━━━━━ Records ━━━━━

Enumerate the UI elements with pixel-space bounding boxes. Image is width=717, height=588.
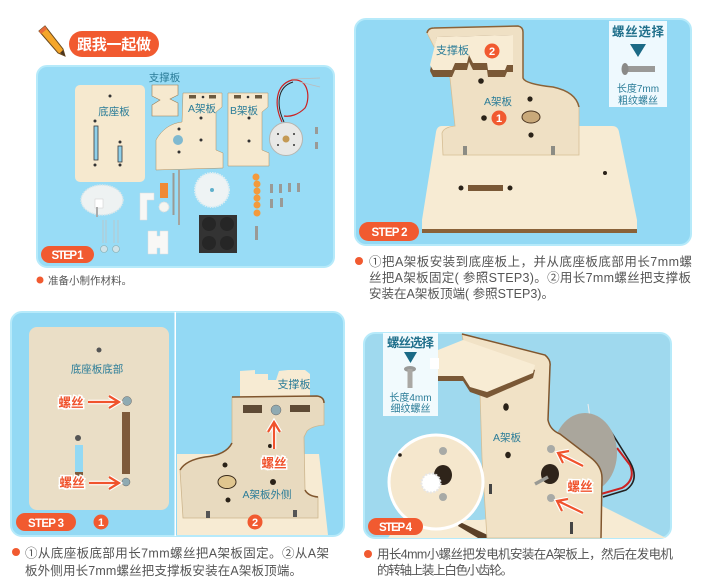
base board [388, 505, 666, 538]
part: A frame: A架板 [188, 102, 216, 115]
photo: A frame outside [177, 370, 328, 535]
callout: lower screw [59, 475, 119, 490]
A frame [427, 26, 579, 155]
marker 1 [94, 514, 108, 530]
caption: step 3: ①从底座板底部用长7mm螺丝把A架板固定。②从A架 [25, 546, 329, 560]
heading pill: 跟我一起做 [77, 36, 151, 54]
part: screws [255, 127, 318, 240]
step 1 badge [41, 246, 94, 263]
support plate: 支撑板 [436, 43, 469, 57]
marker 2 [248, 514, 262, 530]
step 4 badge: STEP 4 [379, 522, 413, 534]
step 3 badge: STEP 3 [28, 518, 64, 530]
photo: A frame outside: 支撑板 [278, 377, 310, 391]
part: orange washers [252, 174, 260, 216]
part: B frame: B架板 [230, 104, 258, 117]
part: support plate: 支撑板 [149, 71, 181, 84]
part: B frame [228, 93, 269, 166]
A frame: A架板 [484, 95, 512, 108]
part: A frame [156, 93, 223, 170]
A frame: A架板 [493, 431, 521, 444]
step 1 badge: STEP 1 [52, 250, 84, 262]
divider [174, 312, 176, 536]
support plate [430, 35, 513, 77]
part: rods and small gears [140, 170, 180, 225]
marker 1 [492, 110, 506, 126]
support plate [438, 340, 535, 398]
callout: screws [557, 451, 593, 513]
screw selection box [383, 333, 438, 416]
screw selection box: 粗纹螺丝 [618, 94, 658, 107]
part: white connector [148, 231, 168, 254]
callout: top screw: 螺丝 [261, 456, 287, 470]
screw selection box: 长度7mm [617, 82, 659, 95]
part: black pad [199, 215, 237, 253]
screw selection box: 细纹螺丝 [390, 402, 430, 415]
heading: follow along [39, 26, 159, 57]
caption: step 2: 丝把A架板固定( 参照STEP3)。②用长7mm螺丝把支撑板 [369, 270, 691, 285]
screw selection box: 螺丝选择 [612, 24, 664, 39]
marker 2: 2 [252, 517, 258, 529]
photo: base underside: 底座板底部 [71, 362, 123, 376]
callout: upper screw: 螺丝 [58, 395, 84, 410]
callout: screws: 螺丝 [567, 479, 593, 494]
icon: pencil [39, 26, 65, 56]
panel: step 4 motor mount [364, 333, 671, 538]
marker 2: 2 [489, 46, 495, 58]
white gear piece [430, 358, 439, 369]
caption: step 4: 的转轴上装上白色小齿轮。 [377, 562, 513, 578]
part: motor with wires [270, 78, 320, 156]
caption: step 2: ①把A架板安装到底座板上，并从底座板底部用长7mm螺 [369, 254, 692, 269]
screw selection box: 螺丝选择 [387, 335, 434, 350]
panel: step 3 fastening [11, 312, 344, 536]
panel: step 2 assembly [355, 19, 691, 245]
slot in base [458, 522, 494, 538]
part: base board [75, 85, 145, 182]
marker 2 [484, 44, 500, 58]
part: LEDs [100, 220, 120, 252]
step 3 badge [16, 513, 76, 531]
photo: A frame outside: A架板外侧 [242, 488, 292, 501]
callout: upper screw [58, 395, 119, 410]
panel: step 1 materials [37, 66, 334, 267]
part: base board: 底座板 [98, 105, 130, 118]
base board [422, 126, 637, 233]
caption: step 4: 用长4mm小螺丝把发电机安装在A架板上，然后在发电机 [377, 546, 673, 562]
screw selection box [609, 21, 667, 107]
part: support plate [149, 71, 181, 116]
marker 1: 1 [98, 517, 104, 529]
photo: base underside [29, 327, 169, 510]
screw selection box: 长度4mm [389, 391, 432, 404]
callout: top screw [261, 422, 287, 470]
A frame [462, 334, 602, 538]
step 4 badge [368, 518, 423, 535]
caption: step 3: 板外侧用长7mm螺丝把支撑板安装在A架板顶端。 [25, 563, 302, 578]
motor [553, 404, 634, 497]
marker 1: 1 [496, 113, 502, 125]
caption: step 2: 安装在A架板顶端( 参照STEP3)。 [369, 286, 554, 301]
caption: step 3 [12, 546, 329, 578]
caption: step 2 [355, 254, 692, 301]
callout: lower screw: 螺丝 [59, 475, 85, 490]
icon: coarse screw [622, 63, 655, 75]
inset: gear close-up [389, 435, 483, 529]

━━━━━

Count the lines in the entries above that contain the string "underside", matching case exactly, and give only the number.

(Answer to this problem): 2